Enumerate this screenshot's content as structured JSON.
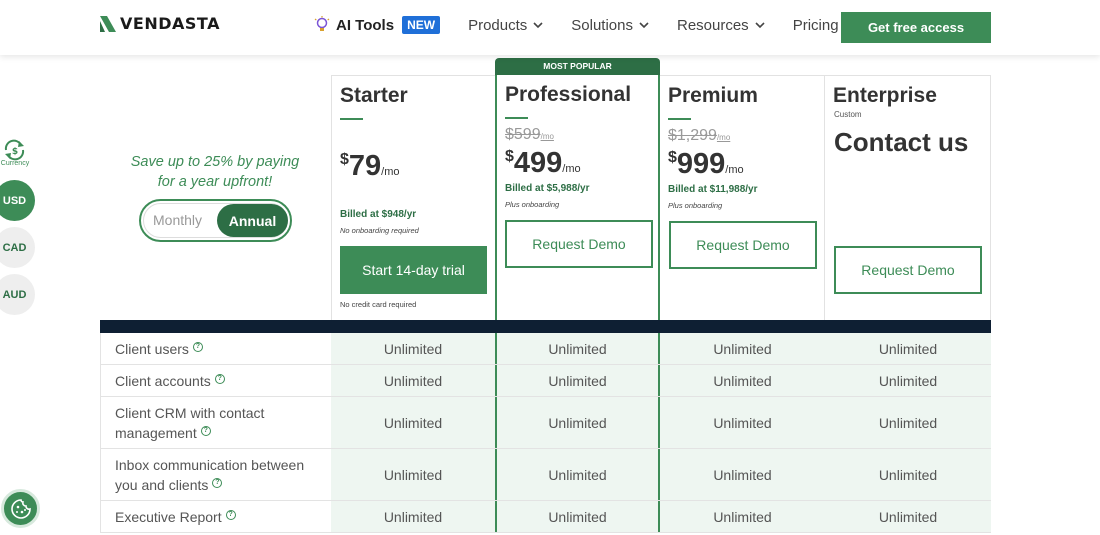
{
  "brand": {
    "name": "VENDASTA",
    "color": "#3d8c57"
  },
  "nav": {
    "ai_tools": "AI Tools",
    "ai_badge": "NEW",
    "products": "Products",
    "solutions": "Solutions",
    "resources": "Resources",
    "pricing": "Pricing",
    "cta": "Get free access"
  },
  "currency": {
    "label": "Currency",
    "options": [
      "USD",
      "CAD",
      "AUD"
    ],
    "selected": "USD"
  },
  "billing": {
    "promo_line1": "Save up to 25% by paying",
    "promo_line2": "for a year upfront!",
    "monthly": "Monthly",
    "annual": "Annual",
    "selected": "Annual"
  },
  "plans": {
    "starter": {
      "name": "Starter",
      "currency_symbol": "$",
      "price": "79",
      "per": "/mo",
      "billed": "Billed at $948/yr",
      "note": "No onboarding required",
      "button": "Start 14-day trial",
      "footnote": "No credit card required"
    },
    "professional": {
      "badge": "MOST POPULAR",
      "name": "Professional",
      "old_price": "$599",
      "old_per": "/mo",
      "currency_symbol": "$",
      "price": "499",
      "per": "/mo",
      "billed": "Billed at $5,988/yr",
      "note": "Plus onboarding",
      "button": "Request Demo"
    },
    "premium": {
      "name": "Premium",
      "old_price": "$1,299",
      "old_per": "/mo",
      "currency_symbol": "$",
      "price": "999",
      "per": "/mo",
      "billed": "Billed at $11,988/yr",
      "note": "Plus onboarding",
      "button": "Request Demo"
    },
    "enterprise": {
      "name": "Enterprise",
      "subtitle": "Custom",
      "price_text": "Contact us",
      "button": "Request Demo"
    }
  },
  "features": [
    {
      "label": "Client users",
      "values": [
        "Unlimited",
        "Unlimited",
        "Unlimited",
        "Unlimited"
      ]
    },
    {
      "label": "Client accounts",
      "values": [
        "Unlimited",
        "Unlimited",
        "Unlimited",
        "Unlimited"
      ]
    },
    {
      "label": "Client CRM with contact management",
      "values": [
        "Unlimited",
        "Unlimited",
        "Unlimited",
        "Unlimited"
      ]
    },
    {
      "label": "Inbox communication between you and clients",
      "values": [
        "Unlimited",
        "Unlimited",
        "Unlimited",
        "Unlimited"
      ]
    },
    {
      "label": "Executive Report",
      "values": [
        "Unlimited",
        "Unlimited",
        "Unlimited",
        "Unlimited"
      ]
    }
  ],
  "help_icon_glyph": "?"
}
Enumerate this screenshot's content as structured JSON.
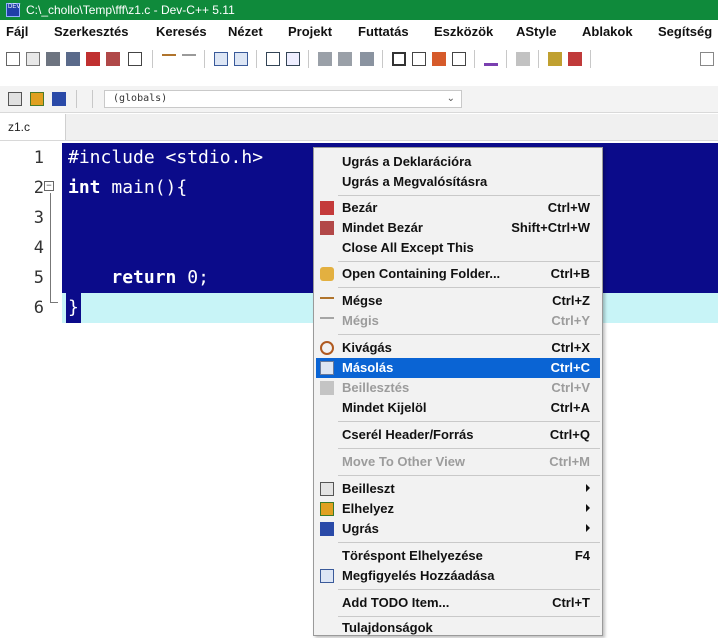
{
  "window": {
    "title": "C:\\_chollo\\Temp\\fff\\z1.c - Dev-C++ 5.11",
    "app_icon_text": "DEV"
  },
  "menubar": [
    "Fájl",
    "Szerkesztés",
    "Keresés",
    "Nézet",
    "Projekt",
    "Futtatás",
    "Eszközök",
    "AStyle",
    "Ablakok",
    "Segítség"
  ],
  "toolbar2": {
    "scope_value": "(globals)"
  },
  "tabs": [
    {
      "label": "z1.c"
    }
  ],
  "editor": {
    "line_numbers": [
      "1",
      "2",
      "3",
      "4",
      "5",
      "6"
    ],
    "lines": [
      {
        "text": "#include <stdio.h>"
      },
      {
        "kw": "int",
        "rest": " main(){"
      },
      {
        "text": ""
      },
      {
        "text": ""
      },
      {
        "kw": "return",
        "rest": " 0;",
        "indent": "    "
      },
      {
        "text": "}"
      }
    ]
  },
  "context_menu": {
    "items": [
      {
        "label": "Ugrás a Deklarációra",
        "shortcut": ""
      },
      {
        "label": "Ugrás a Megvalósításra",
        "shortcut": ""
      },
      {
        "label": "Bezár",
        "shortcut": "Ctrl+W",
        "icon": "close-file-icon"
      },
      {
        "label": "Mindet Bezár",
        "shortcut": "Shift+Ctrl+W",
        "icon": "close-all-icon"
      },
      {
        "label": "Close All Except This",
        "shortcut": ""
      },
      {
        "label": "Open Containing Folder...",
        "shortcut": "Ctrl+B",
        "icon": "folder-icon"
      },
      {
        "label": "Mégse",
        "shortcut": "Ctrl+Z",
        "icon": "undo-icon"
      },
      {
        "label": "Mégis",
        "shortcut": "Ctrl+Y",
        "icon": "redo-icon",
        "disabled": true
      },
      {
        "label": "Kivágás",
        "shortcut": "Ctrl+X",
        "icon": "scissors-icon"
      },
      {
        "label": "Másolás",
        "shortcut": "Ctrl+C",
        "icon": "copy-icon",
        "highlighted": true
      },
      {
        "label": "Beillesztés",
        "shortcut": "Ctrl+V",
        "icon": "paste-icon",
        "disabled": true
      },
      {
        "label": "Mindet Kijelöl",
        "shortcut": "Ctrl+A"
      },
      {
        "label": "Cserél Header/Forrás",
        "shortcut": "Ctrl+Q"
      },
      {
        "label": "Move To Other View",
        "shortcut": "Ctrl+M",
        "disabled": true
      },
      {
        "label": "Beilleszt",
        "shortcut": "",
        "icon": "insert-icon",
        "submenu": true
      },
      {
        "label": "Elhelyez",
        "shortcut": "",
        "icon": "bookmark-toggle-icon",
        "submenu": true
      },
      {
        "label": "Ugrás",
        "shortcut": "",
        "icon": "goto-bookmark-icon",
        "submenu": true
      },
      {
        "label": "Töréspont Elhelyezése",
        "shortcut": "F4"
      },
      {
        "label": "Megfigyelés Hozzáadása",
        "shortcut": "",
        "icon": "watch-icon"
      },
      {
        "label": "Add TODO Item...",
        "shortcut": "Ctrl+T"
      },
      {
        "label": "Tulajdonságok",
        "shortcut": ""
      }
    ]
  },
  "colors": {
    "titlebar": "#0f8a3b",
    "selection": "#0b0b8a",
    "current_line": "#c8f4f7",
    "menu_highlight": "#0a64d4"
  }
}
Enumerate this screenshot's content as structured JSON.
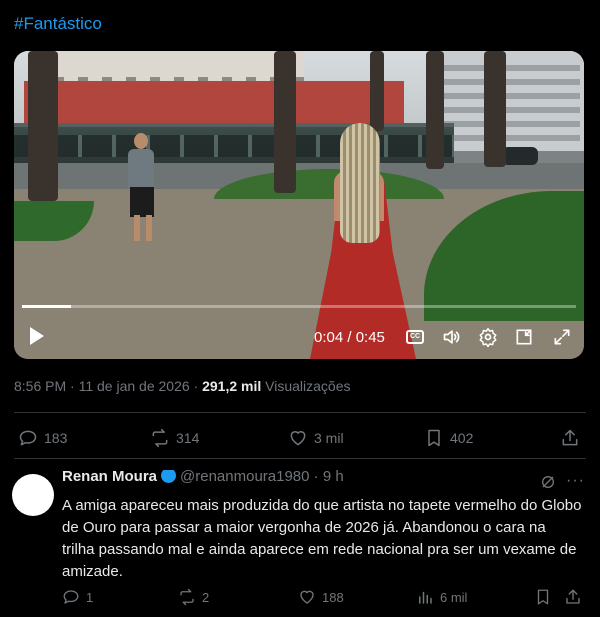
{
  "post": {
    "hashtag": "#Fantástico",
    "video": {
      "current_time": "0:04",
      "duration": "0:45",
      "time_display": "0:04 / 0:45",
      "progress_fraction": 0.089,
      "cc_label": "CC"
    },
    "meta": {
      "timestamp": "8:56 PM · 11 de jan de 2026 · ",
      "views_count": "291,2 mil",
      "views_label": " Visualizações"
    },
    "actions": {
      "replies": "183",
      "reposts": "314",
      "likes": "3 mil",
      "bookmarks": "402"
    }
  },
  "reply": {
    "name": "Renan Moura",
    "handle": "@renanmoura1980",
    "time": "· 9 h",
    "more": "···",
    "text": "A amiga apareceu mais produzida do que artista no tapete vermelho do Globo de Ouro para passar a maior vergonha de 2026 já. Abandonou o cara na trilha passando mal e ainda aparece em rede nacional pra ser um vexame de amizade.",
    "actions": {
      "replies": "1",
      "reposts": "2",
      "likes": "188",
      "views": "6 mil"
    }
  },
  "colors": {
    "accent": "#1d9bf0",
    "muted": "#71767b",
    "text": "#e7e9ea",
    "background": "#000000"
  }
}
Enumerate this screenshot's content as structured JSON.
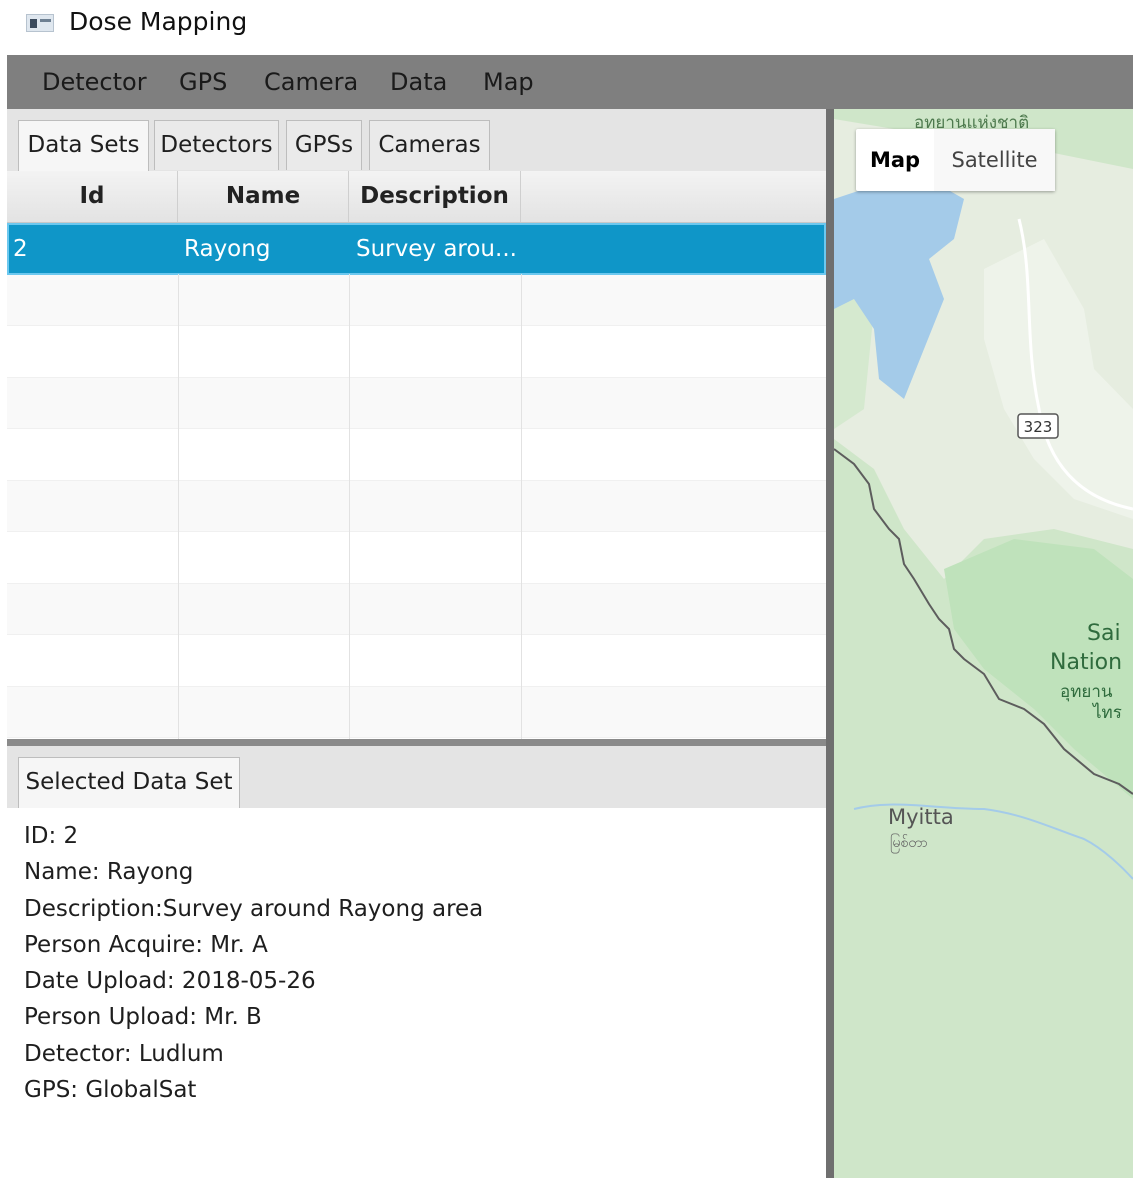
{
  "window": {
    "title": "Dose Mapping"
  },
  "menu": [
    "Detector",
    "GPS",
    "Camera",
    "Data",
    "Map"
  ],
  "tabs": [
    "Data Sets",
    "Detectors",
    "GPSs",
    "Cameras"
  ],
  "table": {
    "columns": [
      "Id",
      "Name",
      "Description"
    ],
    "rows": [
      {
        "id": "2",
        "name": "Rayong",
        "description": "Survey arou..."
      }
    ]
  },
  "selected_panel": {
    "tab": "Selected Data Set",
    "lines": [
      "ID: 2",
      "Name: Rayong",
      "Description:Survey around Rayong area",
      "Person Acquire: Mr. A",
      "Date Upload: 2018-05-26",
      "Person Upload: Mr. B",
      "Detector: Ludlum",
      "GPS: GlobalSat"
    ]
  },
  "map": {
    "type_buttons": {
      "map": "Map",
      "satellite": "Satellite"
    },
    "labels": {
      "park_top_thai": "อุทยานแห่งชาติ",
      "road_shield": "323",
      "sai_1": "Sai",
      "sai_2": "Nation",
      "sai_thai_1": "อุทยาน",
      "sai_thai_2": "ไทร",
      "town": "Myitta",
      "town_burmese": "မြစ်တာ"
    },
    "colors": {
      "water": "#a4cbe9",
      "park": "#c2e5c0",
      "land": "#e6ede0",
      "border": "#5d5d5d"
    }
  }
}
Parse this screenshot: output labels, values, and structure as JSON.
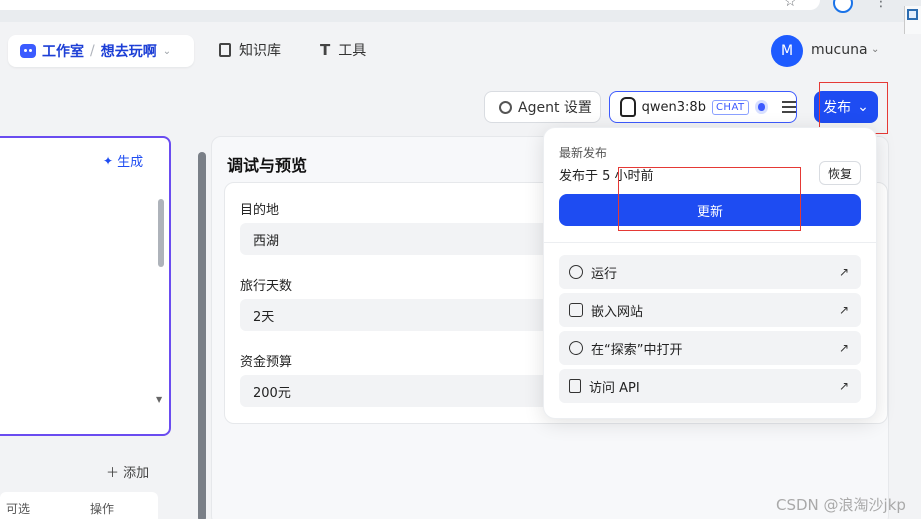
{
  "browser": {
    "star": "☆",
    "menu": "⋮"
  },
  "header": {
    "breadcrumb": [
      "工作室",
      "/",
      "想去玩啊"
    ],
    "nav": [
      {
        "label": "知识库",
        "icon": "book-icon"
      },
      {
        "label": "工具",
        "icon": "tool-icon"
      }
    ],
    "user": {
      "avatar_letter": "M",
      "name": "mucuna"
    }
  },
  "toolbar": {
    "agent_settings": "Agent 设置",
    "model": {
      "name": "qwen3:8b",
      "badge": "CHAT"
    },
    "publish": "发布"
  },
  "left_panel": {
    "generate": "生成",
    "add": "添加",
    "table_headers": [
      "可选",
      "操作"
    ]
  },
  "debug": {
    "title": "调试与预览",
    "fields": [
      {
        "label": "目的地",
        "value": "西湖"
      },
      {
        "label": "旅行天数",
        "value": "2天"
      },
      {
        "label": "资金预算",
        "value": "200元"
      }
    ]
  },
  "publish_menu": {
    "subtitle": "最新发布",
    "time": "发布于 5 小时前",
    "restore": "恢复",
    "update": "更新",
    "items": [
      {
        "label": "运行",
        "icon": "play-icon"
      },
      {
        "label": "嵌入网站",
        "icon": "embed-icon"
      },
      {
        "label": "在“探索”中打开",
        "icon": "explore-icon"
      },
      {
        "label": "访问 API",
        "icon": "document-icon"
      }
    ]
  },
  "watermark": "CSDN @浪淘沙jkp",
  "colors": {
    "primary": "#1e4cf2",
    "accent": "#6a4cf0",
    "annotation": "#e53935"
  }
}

::::

_What is needed_.
Return a copy of every line that includes the word "labels".

_Exercise output_.
    "labels": {
Parse this screenshot: output labels, values, and structure as JSON.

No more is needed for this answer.